%%

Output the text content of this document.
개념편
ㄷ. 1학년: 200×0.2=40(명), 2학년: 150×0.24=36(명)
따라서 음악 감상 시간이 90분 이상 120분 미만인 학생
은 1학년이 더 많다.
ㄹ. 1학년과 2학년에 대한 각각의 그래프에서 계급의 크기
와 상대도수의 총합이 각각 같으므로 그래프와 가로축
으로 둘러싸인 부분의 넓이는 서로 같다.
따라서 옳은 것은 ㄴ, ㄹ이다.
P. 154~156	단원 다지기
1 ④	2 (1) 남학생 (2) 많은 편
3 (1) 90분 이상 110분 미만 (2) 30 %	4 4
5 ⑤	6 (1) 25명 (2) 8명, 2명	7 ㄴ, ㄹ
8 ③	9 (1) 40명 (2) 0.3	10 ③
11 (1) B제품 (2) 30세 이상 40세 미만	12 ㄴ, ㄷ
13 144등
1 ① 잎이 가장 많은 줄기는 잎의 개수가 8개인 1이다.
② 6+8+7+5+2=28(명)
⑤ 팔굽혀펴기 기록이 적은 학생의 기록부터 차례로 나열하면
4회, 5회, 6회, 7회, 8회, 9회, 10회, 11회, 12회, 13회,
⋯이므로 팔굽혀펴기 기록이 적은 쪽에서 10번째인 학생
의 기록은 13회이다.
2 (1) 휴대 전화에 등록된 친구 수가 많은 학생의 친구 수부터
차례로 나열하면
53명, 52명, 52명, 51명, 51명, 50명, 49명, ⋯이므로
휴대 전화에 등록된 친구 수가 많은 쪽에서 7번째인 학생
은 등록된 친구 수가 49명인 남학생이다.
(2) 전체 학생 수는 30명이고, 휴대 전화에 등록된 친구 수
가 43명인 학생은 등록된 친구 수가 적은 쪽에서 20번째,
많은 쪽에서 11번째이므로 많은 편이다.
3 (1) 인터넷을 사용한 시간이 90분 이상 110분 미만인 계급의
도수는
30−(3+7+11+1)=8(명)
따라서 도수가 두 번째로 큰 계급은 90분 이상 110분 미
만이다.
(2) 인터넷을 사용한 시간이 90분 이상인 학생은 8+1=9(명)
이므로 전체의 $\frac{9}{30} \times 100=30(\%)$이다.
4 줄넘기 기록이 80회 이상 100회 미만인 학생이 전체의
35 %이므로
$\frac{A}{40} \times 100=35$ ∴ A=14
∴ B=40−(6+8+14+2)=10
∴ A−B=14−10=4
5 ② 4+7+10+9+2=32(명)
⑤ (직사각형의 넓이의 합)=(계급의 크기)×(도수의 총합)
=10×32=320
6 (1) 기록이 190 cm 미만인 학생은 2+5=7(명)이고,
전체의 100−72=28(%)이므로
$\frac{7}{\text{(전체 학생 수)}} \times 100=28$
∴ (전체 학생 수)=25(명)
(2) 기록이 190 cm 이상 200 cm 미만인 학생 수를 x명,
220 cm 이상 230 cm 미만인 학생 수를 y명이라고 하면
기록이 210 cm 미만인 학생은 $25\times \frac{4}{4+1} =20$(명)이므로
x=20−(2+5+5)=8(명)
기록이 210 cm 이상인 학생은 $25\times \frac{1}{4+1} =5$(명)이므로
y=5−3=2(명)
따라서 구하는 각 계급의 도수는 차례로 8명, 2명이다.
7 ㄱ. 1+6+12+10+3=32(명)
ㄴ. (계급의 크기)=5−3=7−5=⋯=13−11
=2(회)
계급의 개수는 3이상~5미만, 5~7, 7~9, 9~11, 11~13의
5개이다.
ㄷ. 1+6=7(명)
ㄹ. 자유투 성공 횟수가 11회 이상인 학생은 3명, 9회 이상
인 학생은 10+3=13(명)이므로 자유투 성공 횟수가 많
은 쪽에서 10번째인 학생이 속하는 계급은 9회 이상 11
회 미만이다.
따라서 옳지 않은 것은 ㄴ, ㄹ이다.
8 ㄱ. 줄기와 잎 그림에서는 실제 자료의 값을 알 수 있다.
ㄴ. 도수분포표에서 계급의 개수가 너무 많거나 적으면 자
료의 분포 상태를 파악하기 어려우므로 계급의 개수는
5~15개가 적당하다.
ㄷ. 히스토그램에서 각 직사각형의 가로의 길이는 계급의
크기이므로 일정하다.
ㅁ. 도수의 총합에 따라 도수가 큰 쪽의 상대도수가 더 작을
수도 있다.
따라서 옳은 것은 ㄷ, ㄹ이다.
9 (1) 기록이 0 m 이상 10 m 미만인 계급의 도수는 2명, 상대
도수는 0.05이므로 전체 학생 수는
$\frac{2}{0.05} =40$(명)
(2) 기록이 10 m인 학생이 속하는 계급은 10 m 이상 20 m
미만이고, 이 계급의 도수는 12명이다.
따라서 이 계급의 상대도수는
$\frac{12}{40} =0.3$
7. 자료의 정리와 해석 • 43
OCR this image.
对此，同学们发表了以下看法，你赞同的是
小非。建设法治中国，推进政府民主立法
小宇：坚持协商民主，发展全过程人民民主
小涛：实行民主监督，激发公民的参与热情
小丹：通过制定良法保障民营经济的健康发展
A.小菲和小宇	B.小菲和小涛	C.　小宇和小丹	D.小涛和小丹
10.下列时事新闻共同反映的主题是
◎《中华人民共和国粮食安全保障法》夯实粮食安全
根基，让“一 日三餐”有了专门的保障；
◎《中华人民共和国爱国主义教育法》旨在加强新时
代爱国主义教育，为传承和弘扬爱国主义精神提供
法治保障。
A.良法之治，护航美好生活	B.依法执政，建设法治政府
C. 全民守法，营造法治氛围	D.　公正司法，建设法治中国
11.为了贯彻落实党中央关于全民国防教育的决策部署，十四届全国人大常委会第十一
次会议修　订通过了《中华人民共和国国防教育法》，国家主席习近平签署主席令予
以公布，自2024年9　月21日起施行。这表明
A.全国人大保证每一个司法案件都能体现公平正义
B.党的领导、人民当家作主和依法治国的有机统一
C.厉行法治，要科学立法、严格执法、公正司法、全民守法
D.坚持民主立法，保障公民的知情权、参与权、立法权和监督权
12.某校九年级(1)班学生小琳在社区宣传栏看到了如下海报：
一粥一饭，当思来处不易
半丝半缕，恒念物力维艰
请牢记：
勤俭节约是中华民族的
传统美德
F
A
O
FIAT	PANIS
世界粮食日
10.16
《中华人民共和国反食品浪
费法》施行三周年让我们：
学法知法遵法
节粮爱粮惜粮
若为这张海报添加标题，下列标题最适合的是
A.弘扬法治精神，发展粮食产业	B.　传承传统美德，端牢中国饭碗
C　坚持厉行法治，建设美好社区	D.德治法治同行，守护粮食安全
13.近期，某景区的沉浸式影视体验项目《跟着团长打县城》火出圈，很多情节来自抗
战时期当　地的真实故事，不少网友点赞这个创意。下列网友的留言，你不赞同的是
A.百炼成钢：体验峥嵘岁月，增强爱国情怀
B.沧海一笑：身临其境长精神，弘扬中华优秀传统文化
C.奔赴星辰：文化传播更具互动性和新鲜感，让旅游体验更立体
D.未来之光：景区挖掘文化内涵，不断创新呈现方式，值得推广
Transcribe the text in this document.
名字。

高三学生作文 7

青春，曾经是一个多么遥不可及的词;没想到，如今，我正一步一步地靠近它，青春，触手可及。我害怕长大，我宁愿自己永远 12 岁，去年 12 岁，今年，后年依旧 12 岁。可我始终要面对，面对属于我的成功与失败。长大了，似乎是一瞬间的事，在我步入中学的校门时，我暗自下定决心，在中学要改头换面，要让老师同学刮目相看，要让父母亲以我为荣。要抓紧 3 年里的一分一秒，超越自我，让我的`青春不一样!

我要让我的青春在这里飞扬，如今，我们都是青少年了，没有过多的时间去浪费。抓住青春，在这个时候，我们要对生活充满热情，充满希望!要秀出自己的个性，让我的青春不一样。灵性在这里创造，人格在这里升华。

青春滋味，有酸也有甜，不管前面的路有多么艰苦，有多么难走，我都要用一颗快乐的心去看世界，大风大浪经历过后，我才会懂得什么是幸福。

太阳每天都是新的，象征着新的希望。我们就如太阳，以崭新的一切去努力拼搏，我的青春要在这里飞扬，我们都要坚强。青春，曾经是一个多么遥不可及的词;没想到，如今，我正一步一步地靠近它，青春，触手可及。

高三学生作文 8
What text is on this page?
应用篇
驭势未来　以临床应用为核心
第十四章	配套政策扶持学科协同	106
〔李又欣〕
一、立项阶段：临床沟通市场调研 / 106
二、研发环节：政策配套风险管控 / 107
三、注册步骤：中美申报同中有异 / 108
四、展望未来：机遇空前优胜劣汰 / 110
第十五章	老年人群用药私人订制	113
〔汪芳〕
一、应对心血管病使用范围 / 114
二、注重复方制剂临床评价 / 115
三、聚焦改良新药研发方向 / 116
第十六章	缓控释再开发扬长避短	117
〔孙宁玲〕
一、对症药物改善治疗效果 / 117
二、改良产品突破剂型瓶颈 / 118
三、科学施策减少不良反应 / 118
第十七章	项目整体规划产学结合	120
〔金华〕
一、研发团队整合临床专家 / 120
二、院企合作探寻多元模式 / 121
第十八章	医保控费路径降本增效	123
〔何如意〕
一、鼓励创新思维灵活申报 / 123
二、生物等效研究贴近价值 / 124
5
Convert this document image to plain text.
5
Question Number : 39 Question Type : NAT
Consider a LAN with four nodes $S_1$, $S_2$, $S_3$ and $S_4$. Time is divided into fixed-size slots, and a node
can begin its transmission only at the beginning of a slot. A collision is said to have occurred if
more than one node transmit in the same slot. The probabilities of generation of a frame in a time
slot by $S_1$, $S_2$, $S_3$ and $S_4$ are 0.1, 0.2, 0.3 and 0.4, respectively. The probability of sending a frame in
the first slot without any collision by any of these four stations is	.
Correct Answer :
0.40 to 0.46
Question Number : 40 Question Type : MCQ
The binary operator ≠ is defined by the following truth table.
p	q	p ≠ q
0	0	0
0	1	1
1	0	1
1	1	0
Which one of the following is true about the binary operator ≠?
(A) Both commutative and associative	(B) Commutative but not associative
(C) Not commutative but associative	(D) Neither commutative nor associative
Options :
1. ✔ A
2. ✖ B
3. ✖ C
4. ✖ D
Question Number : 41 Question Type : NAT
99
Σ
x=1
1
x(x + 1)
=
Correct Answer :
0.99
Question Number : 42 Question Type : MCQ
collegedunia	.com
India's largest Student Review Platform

%%

* **EXERCISE TASK**: Answer with one number: how many lines in the listing hold "触手可及".

* **WRITTEN REPLY**: 2